(WHAT THE EXERCISE ASKS) Write out, character for character, the stretch of items from the line containing "b-badge-icon: B <box>563 22 585 44</box>" through the line containing "header-center <box>63 307 671 333</box>", including both of those lines and nothing else.

(MATERIAL)
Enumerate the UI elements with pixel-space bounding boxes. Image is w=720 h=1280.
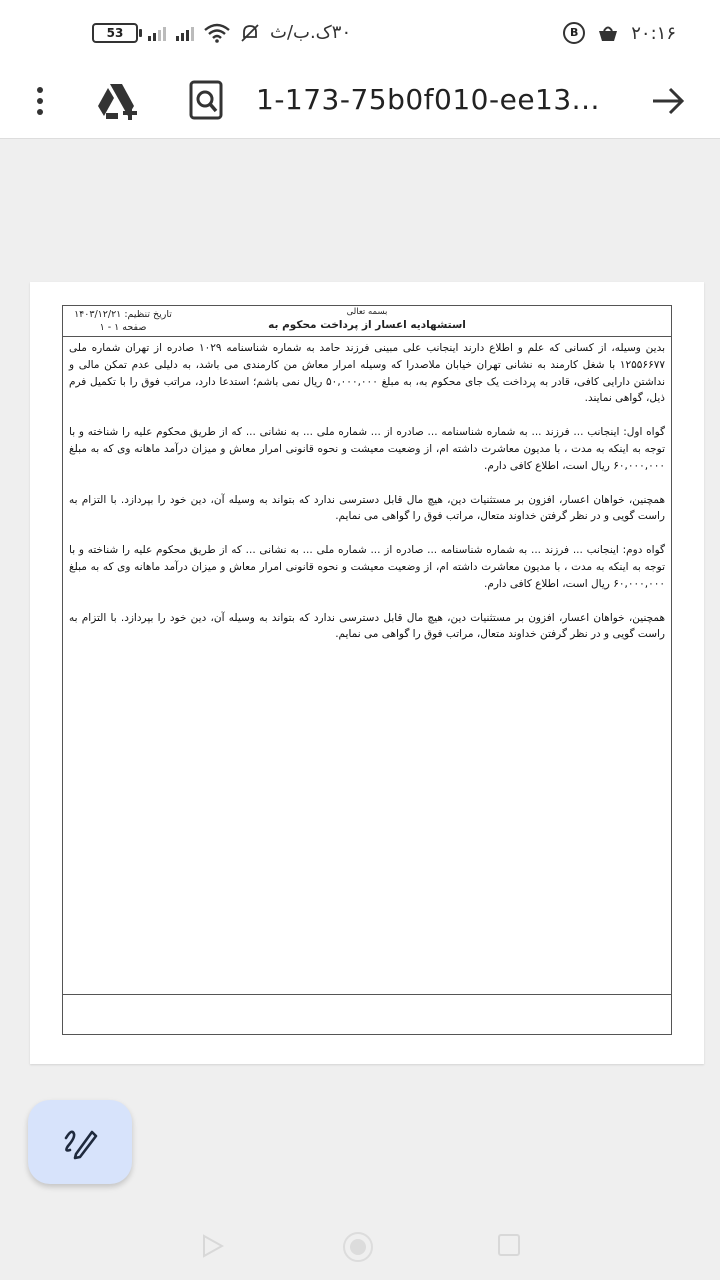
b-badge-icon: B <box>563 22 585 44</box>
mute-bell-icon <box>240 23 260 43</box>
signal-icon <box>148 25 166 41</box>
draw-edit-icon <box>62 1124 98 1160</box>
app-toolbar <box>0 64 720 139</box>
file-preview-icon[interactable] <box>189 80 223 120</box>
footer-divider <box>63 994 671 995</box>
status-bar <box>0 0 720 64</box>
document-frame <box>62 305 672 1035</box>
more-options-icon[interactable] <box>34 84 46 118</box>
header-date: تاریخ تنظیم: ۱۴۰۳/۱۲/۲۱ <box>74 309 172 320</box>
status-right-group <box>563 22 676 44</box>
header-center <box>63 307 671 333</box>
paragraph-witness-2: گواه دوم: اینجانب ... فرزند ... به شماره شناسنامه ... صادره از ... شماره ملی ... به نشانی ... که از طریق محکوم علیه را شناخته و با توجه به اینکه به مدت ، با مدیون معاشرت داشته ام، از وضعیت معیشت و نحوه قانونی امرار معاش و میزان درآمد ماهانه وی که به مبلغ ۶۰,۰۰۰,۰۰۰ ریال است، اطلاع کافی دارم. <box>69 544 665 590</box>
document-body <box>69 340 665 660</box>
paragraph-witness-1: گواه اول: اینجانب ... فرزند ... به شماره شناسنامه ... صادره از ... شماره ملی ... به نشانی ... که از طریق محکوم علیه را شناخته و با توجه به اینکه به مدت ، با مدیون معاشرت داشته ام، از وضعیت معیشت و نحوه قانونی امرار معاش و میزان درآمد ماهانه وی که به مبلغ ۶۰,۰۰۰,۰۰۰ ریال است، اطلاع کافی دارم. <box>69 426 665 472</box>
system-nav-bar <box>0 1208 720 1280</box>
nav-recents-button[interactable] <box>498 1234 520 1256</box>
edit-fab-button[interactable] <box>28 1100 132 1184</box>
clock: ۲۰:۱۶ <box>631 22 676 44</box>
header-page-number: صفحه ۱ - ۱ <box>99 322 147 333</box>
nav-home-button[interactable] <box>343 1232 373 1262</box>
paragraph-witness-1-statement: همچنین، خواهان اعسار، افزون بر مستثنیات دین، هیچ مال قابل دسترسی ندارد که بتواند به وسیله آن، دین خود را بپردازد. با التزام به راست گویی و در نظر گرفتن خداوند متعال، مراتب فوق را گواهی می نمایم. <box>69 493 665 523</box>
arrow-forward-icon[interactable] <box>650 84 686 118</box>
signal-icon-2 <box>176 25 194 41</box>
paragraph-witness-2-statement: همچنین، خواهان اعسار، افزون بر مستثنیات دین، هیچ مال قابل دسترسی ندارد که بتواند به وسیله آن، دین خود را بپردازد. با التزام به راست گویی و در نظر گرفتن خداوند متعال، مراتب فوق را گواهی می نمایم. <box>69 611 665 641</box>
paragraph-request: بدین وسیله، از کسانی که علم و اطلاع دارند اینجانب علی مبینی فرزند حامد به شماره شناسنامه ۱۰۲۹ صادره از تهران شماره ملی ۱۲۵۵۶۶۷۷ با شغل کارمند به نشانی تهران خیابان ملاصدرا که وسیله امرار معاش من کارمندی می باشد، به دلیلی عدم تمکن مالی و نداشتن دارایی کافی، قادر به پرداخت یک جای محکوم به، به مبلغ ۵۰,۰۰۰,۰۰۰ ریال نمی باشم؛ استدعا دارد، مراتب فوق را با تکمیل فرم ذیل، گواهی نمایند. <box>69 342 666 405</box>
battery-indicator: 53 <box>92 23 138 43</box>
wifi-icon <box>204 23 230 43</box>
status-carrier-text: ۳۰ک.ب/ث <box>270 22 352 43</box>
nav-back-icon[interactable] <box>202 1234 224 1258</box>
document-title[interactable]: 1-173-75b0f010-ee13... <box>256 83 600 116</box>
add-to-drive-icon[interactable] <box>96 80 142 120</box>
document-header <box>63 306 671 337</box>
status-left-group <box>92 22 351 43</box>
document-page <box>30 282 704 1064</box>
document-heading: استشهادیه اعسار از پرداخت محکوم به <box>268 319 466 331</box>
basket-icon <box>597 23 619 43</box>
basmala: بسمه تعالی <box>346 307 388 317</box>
* * *
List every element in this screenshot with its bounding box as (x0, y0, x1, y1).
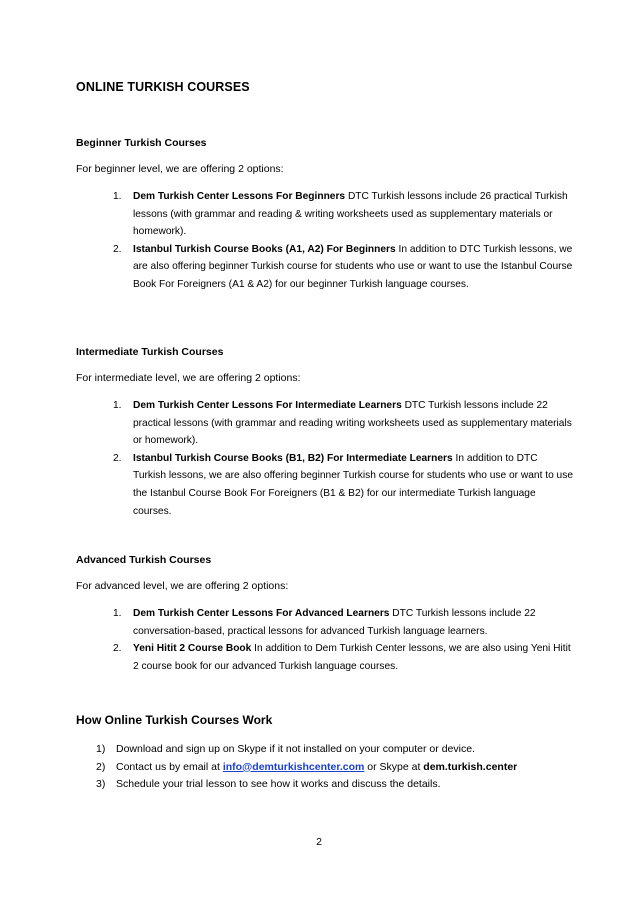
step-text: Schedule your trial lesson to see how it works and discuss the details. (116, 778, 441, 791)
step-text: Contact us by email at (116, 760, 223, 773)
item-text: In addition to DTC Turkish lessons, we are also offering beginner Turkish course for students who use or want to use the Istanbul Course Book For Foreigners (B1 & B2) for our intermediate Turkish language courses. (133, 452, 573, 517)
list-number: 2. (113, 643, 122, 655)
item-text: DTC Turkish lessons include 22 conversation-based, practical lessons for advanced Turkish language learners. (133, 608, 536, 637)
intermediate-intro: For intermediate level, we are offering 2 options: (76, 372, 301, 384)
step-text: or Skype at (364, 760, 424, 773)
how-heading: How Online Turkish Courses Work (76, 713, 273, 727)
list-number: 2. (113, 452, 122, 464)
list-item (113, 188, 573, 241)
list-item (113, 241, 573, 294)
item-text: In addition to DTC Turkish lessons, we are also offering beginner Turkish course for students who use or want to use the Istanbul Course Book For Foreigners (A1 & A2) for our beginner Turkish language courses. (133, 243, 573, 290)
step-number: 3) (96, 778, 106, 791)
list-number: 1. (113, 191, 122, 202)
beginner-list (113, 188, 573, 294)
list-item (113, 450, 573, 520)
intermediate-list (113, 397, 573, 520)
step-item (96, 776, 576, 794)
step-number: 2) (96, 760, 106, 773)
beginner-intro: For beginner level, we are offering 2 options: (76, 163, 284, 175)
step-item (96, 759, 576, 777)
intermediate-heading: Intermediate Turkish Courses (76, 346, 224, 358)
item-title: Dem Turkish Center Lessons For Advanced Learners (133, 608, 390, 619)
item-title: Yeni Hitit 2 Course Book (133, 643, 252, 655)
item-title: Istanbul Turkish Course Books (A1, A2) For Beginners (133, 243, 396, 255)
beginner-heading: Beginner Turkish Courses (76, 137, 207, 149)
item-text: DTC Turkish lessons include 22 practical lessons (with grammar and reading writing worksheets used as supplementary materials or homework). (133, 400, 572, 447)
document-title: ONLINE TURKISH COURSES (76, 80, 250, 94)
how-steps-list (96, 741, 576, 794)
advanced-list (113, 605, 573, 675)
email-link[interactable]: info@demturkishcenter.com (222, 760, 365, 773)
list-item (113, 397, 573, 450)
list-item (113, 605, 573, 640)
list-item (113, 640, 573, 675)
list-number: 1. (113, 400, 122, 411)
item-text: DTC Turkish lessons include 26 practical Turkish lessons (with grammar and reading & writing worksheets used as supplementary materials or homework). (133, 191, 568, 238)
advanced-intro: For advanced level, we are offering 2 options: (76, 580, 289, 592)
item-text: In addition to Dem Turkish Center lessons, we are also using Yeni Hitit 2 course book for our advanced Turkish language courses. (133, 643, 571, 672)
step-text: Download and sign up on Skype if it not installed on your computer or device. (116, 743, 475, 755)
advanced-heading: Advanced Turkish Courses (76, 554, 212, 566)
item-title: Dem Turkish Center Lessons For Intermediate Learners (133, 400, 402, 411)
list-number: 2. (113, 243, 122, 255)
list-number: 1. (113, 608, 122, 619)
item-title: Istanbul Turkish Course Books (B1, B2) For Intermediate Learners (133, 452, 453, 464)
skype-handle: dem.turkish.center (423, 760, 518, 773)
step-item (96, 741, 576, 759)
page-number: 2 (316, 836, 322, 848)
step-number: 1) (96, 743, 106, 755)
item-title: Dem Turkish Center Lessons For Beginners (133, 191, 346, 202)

(RESULT FOR THIS EXERCISE)
b-badge-icon: B <box>563 22 585 44</box>
mute-bell-icon <box>240 23 260 43</box>
signal-icon <box>148 25 166 41</box>
draw-edit-icon <box>62 1124 98 1160</box>
app-toolbar <box>0 64 720 139</box>
file-preview-icon[interactable] <box>189 80 223 120</box>
footer-divider <box>63 994 671 995</box>
status-bar <box>0 0 720 64</box>
document-frame <box>62 305 672 1035</box>
more-options-icon[interactable] <box>34 84 46 118</box>
header-date: تاریخ تنظیم: ۱۴۰۳/۱۲/۲۱ <box>74 309 172 320</box>
status-right-group <box>563 22 676 44</box>
header-center <box>63 307 671 333</box>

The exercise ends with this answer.